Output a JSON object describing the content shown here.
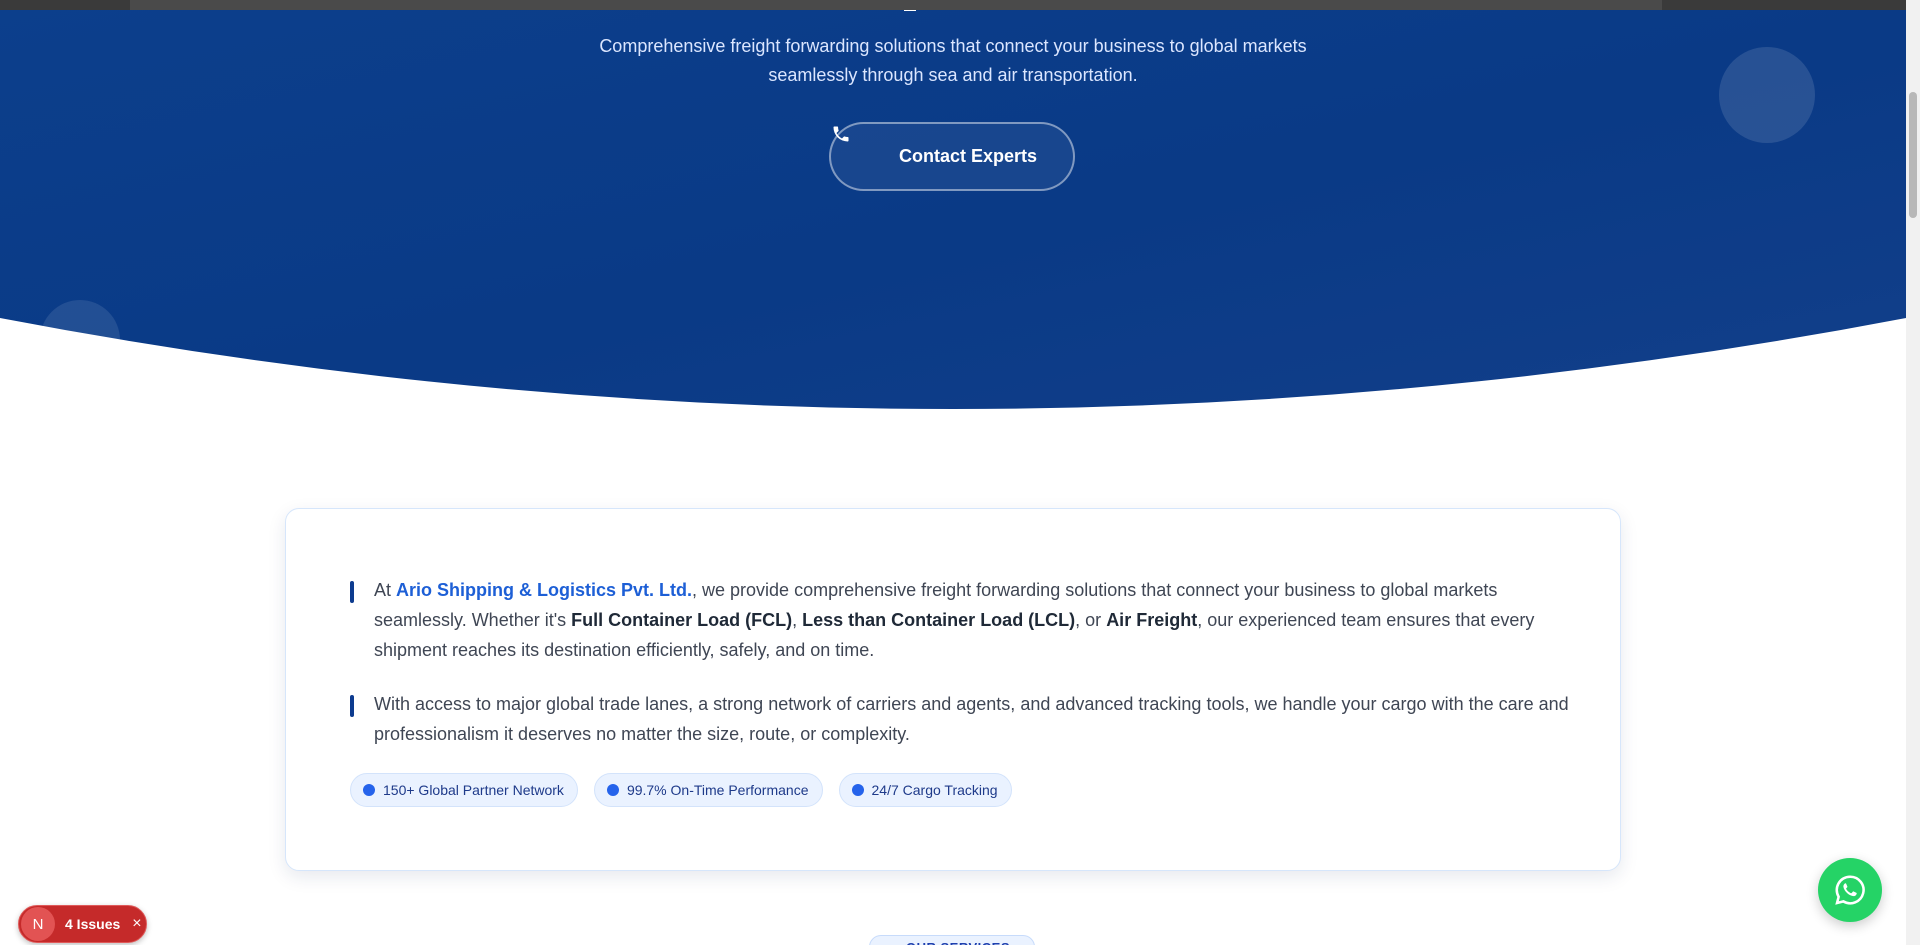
{
  "hero": {
    "subtitle": "Comprehensive freight forwarding solutions that connect your business to global markets seamlessly through sea and air transportation.",
    "contact_button": "Contact Experts",
    "contact_icon": "phone-icon"
  },
  "about": {
    "p1": {
      "t1": "At ",
      "brand": "Ario Shipping & Logistics Pvt. Ltd.",
      "t2": ", we provide comprehensive freight forwarding solutions that connect your business to global markets seamlessly. Whether it's ",
      "b1": "Full Container Load (FCL)",
      "t3": ", ",
      "b2": "Less than Container Load (LCL)",
      "t4": ", or ",
      "b3": "Air Freight",
      "t5": ", our experienced team ensures that every shipment reaches its destination efficiently, safely, and on time."
    },
    "p2": "With access to major global trade lanes, a strong network of carriers and agents, and advanced tracking tools, we handle your cargo with the care and professionalism it deserves no matter the size, route, or complexity.",
    "chips": [
      "150+ Global Partner Network",
      "99.7% On-Time Performance",
      "24/7 Cargo Tracking"
    ]
  },
  "services_badge": "OUR SERVICES",
  "whatsapp_icon": "whatsapp-icon",
  "dev_overlay": {
    "badge": "N",
    "issues": "4 Issues",
    "close": "×"
  },
  "colors": {
    "hero_dark": "#08367f",
    "hero_light": "#1a4fa0",
    "accent": "#1d5fd6",
    "whatsapp": "#25d366",
    "issues_red": "#c52a2a"
  }
}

· · · · ·

• EXERCISE DESCRIPTION:
Above are the entries; count how many of their lines contain the word "forwarding" and give only that number.

• REPLY TO THE EXERCISE:
2